§ **Extracted records**

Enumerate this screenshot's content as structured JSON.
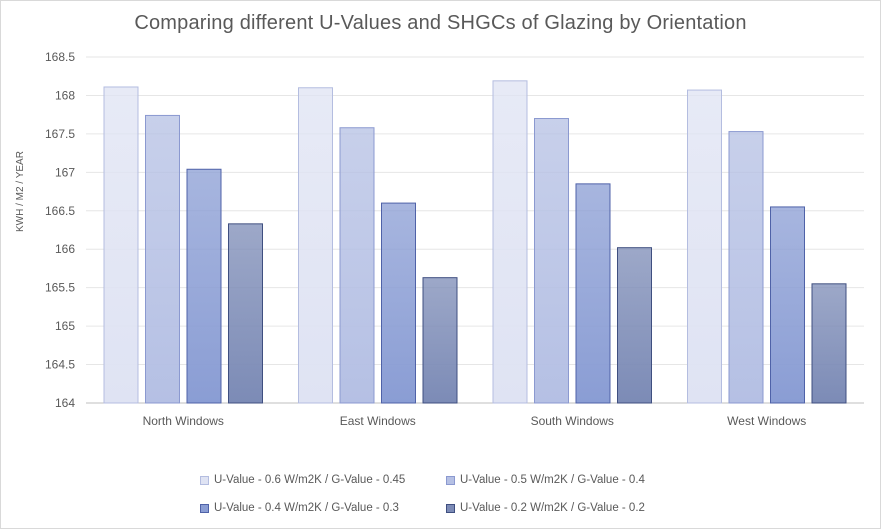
{
  "chart_data": {
    "type": "bar",
    "title": "Comparing different U-Values and SHGCs of Glazing by Orientation",
    "xlabel": "",
    "ylabel": "KWH / M2 / YEAR",
    "ylim": [
      164,
      168.5
    ],
    "yticks": [
      164,
      164.5,
      165,
      165.5,
      166,
      166.5,
      167,
      167.5,
      168,
      168.5
    ],
    "ytick_labels": [
      "164",
      "164.5",
      "165",
      "165.5",
      "166",
      "166.5",
      "167",
      "167.5",
      "168",
      "168.5"
    ],
    "grid": true,
    "legend_position": "bottom",
    "categories": [
      "North Windows",
      "East Windows",
      "South Windows",
      "West Windows"
    ],
    "series": [
      {
        "name": "U-Value -  0.6 W/m2K   /   G-Value - 0.45",
        "color": "#dfe3f3",
        "stroke": "#b4bde0",
        "values": [
          168.11,
          168.1,
          168.19,
          168.07
        ]
      },
      {
        "name": "U-Value -  0.5 W/m2K   /   G-Value - 0.4",
        "color": "#b5c0e4",
        "stroke": "#8b99d0",
        "values": [
          167.74,
          167.58,
          167.7,
          167.53
        ]
      },
      {
        "name": "U-Value -  0.4 W/m2K   /   G-Value - 0.3",
        "color": "#8a9dd4",
        "stroke": "#4f62a8",
        "values": [
          167.04,
          166.6,
          166.85,
          166.55
        ]
      },
      {
        "name": "U-Value -  0.2 W/m2K   /   G-Value - 0.2",
        "color": "#7c8bb6",
        "stroke": "#3f4f80",
        "values": [
          166.33,
          165.63,
          166.02,
          165.55
        ]
      }
    ]
  }
}
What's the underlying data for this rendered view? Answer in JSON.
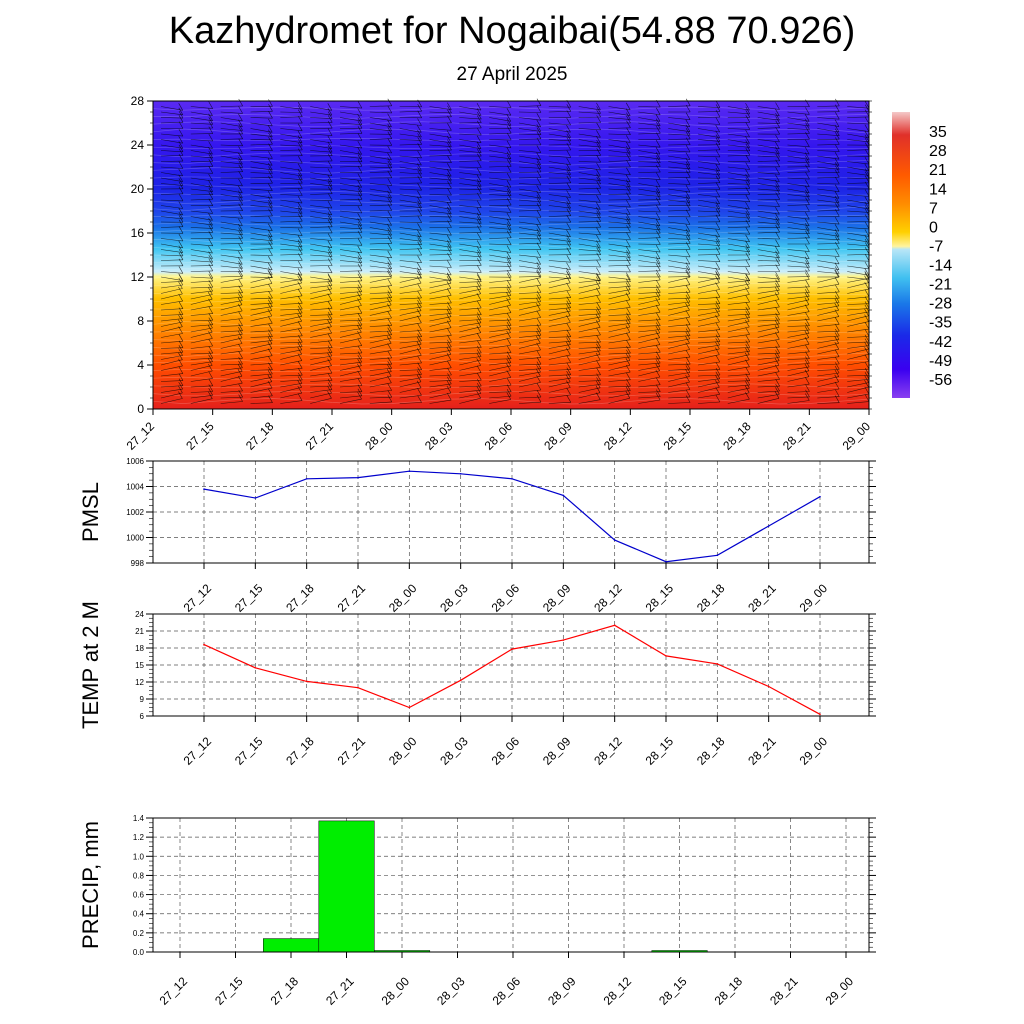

§ **Given problem**
Are you able to set down all the lines above exactly, without any pictures?

§ **Solved problem**
Enumerate this screenshot's content as structured JSON.
{
  "chart_data": {
    "type": "bar",
    "title": "Comparing different U-Values and SHGCs of Glazing by Orientation",
    "xlabel": "",
    "ylabel": "KWH / M2 / YEAR",
    "ylim": [
      164,
      168.5
    ],
    "yticks": [
      164,
      164.5,
      165,
      165.5,
      166,
      166.5,
      167,
      167.5,
      168,
      168.5
    ],
    "ytick_labels": [
      "164",
      "164.5",
      "165",
      "165.5",
      "166",
      "166.5",
      "167",
      "167.5",
      "168",
      "168.5"
    ],
    "grid": true,
    "legend_position": "bottom",
    "categories": [
      "North Windows",
      "East Windows",
      "South Windows",
      "West Windows"
    ],
    "series": [
      {
        "name": "U-Value -  0.6 W/m2K   /   G-Value - 0.45",
        "color": "#dfe3f3",
        "stroke": "#b4bde0",
        "values": [
          168.11,
          168.1,
          168.19,
          168.07
        ]
      },
      {
        "name": "U-Value -  0.5 W/m2K   /   G-Value - 0.4",
        "color": "#b5c0e4",
        "stroke": "#8b99d0",
        "values": [
          167.74,
          167.58,
          167.7,
          167.53
        ]
      },
      {
        "name": "U-Value -  0.4 W/m2K   /   G-Value - 0.3",
        "color": "#8a9dd4",
        "stroke": "#4f62a8",
        "values": [
          167.04,
          166.6,
          166.85,
          166.55
        ]
      },
      {
        "name": "U-Value -  0.2 W/m2K   /   G-Value - 0.2",
        "color": "#7c8bb6",
        "stroke": "#3f4f80",
        "values": [
          166.33,
          165.63,
          166.02,
          165.55
        ]
      }
    ]
  }
}
What's the underlying data for this rendered view? Answer in JSON.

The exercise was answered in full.